--- TO DO ---
Output all lines exactly.

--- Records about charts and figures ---
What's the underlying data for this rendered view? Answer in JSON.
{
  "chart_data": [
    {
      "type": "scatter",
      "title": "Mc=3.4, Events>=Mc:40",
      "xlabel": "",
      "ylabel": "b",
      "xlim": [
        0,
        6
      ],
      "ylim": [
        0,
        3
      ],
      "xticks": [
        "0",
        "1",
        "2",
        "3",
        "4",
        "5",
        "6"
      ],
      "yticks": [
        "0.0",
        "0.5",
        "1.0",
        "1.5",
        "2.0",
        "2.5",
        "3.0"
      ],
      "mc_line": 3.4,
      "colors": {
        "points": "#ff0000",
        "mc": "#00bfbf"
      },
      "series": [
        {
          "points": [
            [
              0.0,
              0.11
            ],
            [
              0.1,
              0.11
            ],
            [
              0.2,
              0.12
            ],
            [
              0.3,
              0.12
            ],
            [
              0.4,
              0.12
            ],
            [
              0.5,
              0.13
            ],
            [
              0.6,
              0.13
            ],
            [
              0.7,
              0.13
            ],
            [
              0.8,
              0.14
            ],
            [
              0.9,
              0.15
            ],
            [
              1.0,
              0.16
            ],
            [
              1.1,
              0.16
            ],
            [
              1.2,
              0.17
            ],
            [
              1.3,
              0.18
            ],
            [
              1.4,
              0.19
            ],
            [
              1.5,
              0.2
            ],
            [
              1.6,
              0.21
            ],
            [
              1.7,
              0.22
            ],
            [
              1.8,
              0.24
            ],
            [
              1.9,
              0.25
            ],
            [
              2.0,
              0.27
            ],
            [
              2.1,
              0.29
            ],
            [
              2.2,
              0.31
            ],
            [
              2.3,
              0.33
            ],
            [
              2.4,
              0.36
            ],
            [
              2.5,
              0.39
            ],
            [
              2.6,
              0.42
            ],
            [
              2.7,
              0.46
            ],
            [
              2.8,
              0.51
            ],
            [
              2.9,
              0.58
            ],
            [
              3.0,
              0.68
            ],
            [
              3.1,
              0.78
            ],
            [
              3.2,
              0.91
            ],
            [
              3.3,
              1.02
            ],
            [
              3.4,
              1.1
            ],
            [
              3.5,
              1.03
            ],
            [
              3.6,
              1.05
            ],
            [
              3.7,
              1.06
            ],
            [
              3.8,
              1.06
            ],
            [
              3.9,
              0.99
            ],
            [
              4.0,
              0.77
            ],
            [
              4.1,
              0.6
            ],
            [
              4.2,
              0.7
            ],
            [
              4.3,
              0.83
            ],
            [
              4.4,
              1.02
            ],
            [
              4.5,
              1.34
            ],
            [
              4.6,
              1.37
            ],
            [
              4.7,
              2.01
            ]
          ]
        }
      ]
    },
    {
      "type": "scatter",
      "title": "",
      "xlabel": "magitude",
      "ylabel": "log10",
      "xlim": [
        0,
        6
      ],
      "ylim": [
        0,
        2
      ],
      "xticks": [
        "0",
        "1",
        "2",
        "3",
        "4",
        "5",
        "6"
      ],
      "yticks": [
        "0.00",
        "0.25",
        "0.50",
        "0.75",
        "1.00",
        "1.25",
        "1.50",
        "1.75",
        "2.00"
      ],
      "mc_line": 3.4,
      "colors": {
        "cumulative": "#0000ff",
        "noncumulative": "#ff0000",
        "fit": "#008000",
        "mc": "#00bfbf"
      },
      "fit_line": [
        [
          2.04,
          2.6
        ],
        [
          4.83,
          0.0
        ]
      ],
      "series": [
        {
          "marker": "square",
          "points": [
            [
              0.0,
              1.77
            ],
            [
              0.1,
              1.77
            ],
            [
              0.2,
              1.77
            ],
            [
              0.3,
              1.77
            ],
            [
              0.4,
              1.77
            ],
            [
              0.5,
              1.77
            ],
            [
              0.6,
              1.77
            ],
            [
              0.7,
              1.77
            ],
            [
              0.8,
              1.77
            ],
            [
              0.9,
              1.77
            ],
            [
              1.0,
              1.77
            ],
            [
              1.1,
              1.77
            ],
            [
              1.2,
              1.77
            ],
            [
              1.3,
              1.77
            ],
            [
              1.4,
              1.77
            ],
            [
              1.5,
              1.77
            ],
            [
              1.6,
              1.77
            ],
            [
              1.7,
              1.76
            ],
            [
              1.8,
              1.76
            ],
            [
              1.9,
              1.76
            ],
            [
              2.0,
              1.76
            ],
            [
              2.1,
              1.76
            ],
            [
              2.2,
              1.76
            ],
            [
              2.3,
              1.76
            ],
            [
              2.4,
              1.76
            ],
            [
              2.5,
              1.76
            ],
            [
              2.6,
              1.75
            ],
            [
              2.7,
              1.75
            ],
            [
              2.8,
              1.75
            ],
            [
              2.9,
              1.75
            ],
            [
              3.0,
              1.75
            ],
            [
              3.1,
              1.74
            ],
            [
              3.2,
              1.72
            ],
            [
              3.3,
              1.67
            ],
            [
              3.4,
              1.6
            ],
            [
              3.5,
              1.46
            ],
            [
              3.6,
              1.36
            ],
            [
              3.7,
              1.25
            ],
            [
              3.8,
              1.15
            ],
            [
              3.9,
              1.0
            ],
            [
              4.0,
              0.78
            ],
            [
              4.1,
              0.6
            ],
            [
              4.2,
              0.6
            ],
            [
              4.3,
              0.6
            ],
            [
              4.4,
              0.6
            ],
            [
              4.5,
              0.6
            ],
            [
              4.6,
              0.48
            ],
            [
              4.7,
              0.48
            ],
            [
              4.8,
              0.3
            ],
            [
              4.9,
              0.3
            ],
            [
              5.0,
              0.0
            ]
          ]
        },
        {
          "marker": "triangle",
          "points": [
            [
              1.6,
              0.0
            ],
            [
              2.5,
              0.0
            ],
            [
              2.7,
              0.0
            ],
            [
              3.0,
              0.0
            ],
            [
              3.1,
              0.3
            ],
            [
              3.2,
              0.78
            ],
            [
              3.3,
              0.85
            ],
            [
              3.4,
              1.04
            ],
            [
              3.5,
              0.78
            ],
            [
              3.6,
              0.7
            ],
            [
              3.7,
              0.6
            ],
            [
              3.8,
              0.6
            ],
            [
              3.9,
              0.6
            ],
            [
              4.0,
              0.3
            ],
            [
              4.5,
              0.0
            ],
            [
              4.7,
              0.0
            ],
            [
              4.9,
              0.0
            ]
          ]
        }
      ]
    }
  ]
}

--- TASK ANSWER ---
What's the underlying data for this rendered view? Answer in JSON.
{
  "chart_data": [
    {
      "type": "scatter",
      "title": "Mc=3.4, Events>=Mc:40",
      "xlabel": "",
      "ylabel": "b",
      "xlim": [
        0,
        6
      ],
      "ylim": [
        0,
        3
      ],
      "xticks": [
        "0",
        "1",
        "2",
        "3",
        "4",
        "5",
        "6"
      ],
      "yticks": [
        "0.0",
        "0.5",
        "1.0",
        "1.5",
        "2.0",
        "2.5",
        "3.0"
      ],
      "mc_line": 3.4,
      "colors": {
        "points": "#ff0000",
        "mc": "#00bfbf"
      },
      "series": [
        {
          "points": [
            [
              0.0,
              0.11
            ],
            [
              0.1,
              0.11
            ],
            [
              0.2,
              0.12
            ],
            [
              0.3,
              0.12
            ],
            [
              0.4,
              0.12
            ],
            [
              0.5,
              0.13
            ],
            [
              0.6,
              0.13
            ],
            [
              0.7,
              0.13
            ],
            [
              0.8,
              0.14
            ],
            [
              0.9,
              0.15
            ],
            [
              1.0,
              0.16
            ],
            [
              1.1,
              0.16
            ],
            [
              1.2,
              0.17
            ],
            [
              1.3,
              0.18
            ],
            [
              1.4,
              0.19
            ],
            [
              1.5,
              0.2
            ],
            [
              1.6,
              0.21
            ],
            [
              1.7,
              0.22
            ],
            [
              1.8,
              0.24
            ],
            [
              1.9,
              0.25
            ],
            [
              2.0,
              0.27
            ],
            [
              2.1,
              0.29
            ],
            [
              2.2,
              0.31
            ],
            [
              2.3,
              0.33
            ],
            [
              2.4,
              0.36
            ],
            [
              2.5,
              0.39
            ],
            [
              2.6,
              0.42
            ],
            [
              2.7,
              0.46
            ],
            [
              2.8,
              0.51
            ],
            [
              2.9,
              0.58
            ],
            [
              3.0,
              0.68
            ],
            [
              3.1,
              0.78
            ],
            [
              3.2,
              0.91
            ],
            [
              3.3,
              1.02
            ],
            [
              3.4,
              1.1
            ],
            [
              3.5,
              1.03
            ],
            [
              3.6,
              1.05
            ],
            [
              3.7,
              1.06
            ],
            [
              3.8,
              1.06
            ],
            [
              3.9,
              0.99
            ],
            [
              4.0,
              0.77
            ],
            [
              4.1,
              0.6
            ],
            [
              4.2,
              0.7
            ],
            [
              4.3,
              0.83
            ],
            [
              4.4,
              1.02
            ],
            [
              4.5,
              1.34
            ],
            [
              4.6,
              1.37
            ],
            [
              4.7,
              2.01
            ]
          ]
        }
      ]
    },
    {
      "type": "scatter",
      "title": "",
      "xlabel": "magitude",
      "ylabel": "log10",
      "xlim": [
        0,
        6
      ],
      "ylim": [
        0,
        2
      ],
      "xticks": [
        "0",
        "1",
        "2",
        "3",
        "4",
        "5",
        "6"
      ],
      "yticks": [
        "0.00",
        "0.25",
        "0.50",
        "0.75",
        "1.00",
        "1.25",
        "1.50",
        "1.75",
        "2.00"
      ],
      "mc_line": 3.4,
      "colors": {
        "cumulative": "#0000ff",
        "noncumulative": "#ff0000",
        "fit": "#008000",
        "mc": "#00bfbf"
      },
      "fit_line": [
        [
          2.04,
          2.6
        ],
        [
          4.83,
          0.0
        ]
      ],
      "series": [
        {
          "marker": "square",
          "points": [
            [
              0.0,
              1.77
            ],
            [
              0.1,
              1.77
            ],
            [
              0.2,
              1.77
            ],
            [
              0.3,
              1.77
            ],
            [
              0.4,
              1.77
            ],
            [
              0.5,
              1.77
            ],
            [
              0.6,
              1.77
            ],
            [
              0.7,
              1.77
            ],
            [
              0.8,
              1.77
            ],
            [
              0.9,
              1.77
            ],
            [
              1.0,
              1.77
            ],
            [
              1.1,
              1.77
            ],
            [
              1.2,
              1.77
            ],
            [
              1.3,
              1.77
            ],
            [
              1.4,
              1.77
            ],
            [
              1.5,
              1.77
            ],
            [
              1.6,
              1.77
            ],
            [
              1.7,
              1.76
            ],
            [
              1.8,
              1.76
            ],
            [
              1.9,
              1.76
            ],
            [
              2.0,
              1.76
            ],
            [
              2.1,
              1.76
            ],
            [
              2.2,
              1.76
            ],
            [
              2.3,
              1.76
            ],
            [
              2.4,
              1.76
            ],
            [
              2.5,
              1.76
            ],
            [
              2.6,
              1.75
            ],
            [
              2.7,
              1.75
            ],
            [
              2.8,
              1.75
            ],
            [
              2.9,
              1.75
            ],
            [
              3.0,
              1.75
            ],
            [
              3.1,
              1.74
            ],
            [
              3.2,
              1.72
            ],
            [
              3.3,
              1.67
            ],
            [
              3.4,
              1.6
            ],
            [
              3.5,
              1.46
            ],
            [
              3.6,
              1.36
            ],
            [
              3.7,
              1.25
            ],
            [
              3.8,
              1.15
            ],
            [
              3.9,
              1.0
            ],
            [
              4.0,
              0.78
            ],
            [
              4.1,
              0.6
            ],
            [
              4.2,
              0.6
            ],
            [
              4.3,
              0.6
            ],
            [
              4.4,
              0.6
            ],
            [
              4.5,
              0.6
            ],
            [
              4.6,
              0.48
            ],
            [
              4.7,
              0.48
            ],
            [
              4.8,
              0.3
            ],
            [
              4.9,
              0.3
            ],
            [
              5.0,
              0.0
            ]
          ]
        },
        {
          "marker": "triangle",
          "points": [
            [
              1.6,
              0.0
            ],
            [
              2.5,
              0.0
            ],
            [
              2.7,
              0.0
            ],
            [
              3.0,
              0.0
            ],
            [
              3.1,
              0.3
            ],
            [
              3.2,
              0.78
            ],
            [
              3.3,
              0.85
            ],
            [
              3.4,
              1.04
            ],
            [
              3.5,
              0.78
            ],
            [
              3.6,
              0.7
            ],
            [
              3.7,
              0.6
            ],
            [
              3.8,
              0.6
            ],
            [
              3.9,
              0.6
            ],
            [
              4.0,
              0.3
            ],
            [
              4.5,
              0.0
            ],
            [
              4.7,
              0.0
            ],
            [
              4.9,
              0.0
            ]
          ]
        }
      ]
    }
  ]
}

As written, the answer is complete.